[Your task]: Select every line holding the word "годах" and copy it.

[Provided material]:
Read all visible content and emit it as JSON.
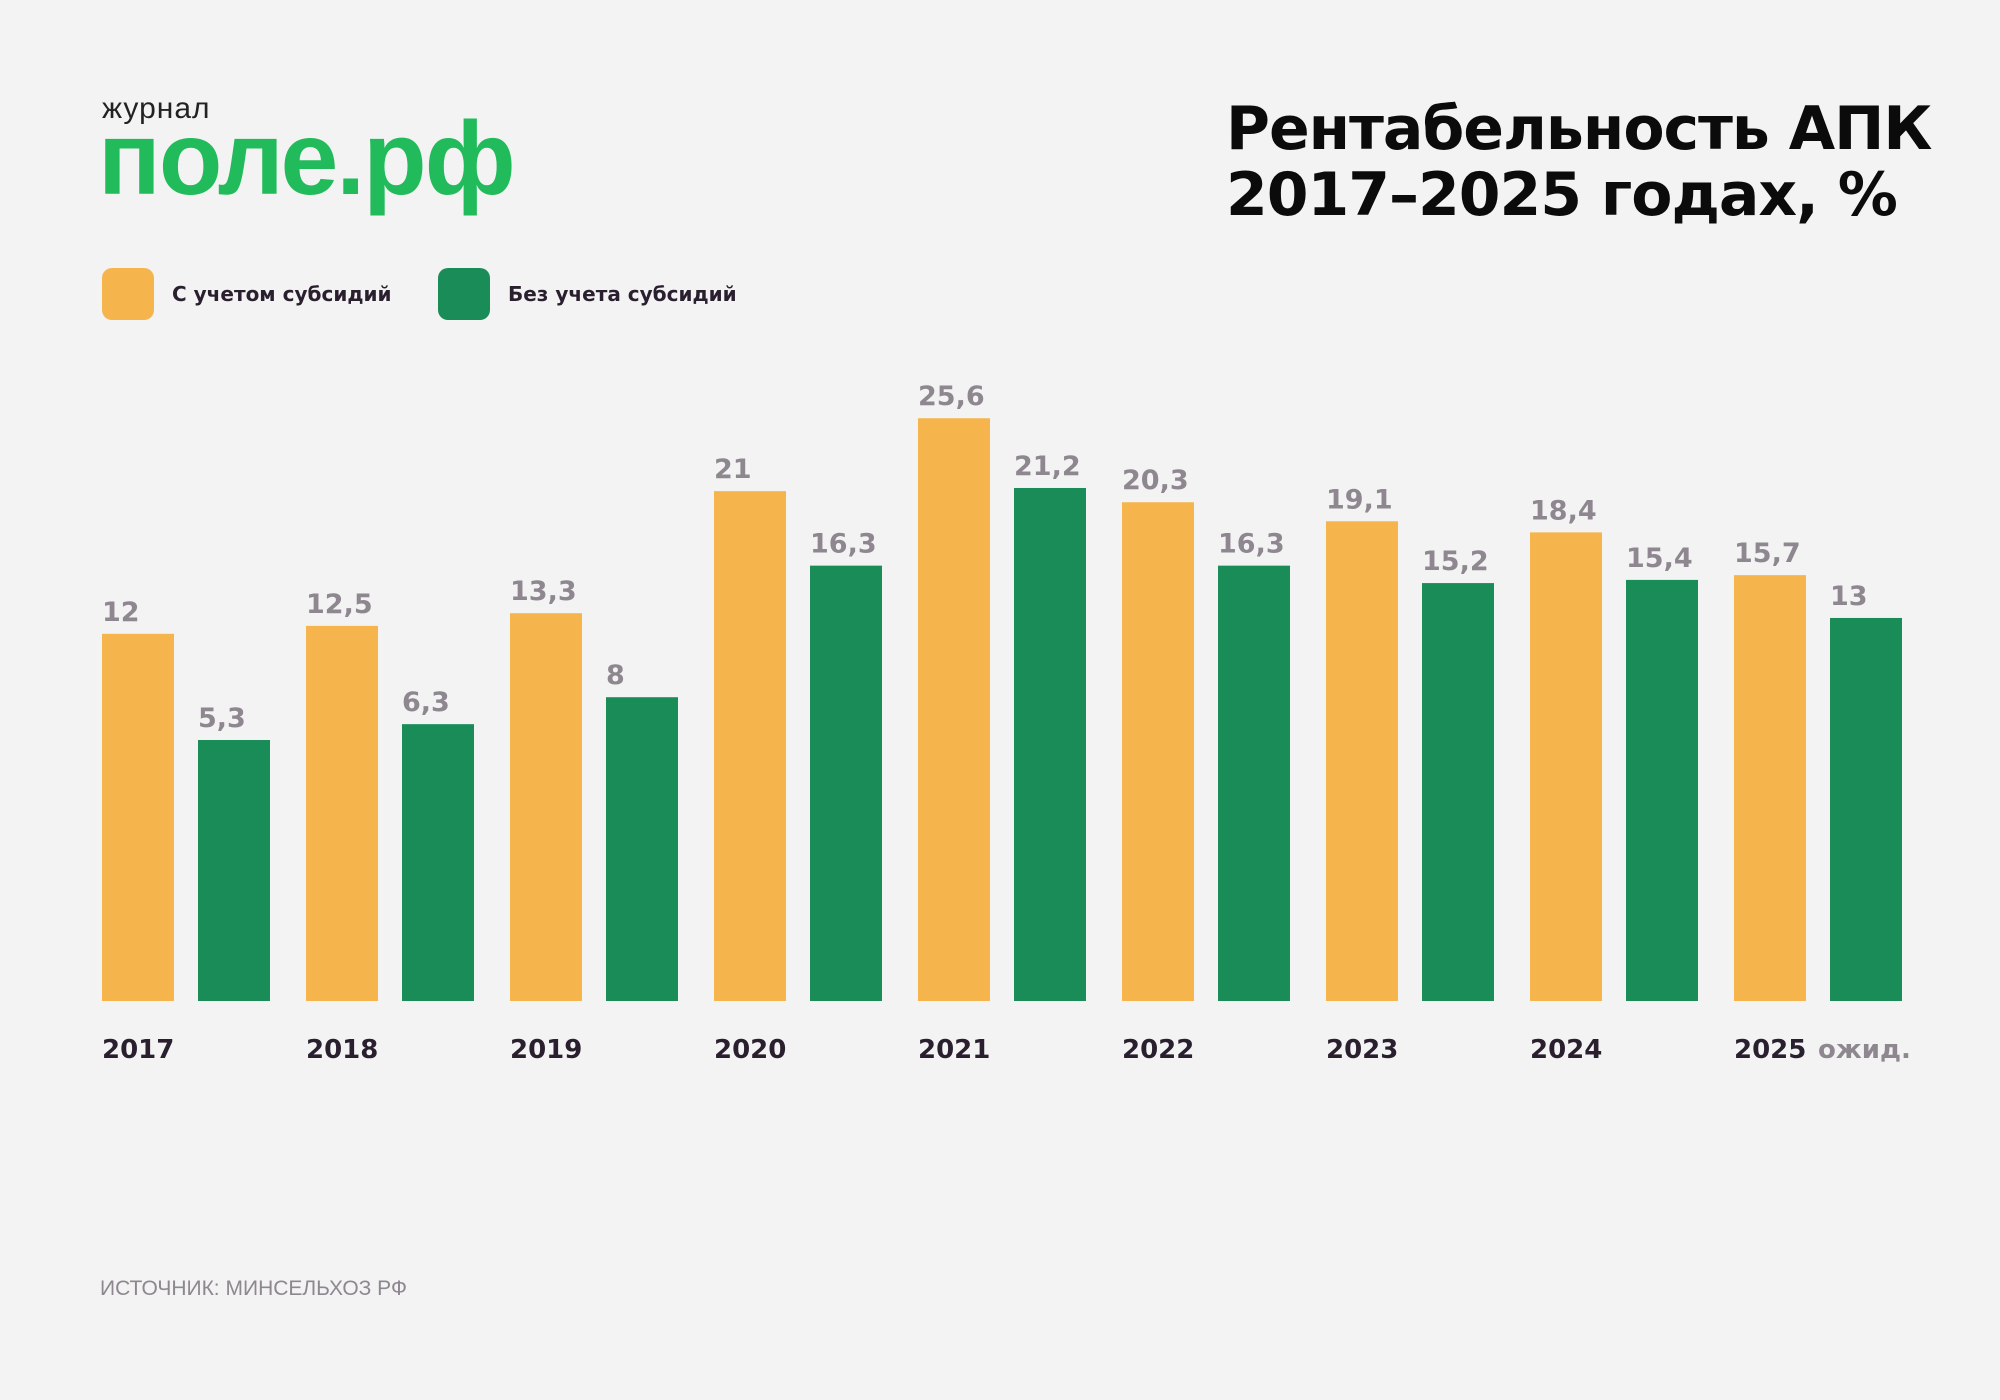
{
  "logo": {
    "top": "журнал",
    "main": "поле.рф"
  },
  "title_line1": "Рентабельность АПК",
  "title_line2": "2017–2025 годах, %",
  "source": "ИСТОЧНИК: МИНСЕЛЬХОЗ РФ",
  "colors": {
    "background": "#f3f3f3",
    "with_subsidies": "#f5b54c",
    "without_subsidies": "#1a8c58",
    "logo": "#22bb5b",
    "value_label": "#8e8790"
  },
  "chart_data": {
    "type": "bar",
    "title": "Рентабельность АПК 2017–2025 годах, %",
    "categories": [
      "2017",
      "2018",
      "2019",
      "2020",
      "2021",
      "2022",
      "2023",
      "2024",
      "2025"
    ],
    "category_notes": {
      "2025": "ожид."
    },
    "series": [
      {
        "name": "С учетом субсидий",
        "color": "#f5b54c",
        "values": [
          12,
          12.5,
          13.3,
          21,
          25.6,
          20.3,
          19.1,
          18.4,
          15.7
        ],
        "labels": [
          "12",
          "12,5",
          "13,3",
          "21",
          "25,6",
          "20,3",
          "19,1",
          "18,4",
          "15,7"
        ]
      },
      {
        "name": "Без учета субсидий",
        "color": "#1a8c58",
        "values": [
          5.3,
          6.3,
          8,
          16.3,
          21.2,
          16.3,
          15.2,
          15.4,
          13
        ],
        "labels": [
          "5,3",
          "6,3",
          "8",
          "16,3",
          "21,2",
          "16,3",
          "15,2",
          "15,4",
          "13"
        ]
      }
    ],
    "legend": "top-left",
    "grid": false,
    "data_labels": true
  }
}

[Answer for this exercise]:
  "title_line2": "2017–2025 годах, %",
    "title": "Рентабельность АПК 2017–2025 годах, %",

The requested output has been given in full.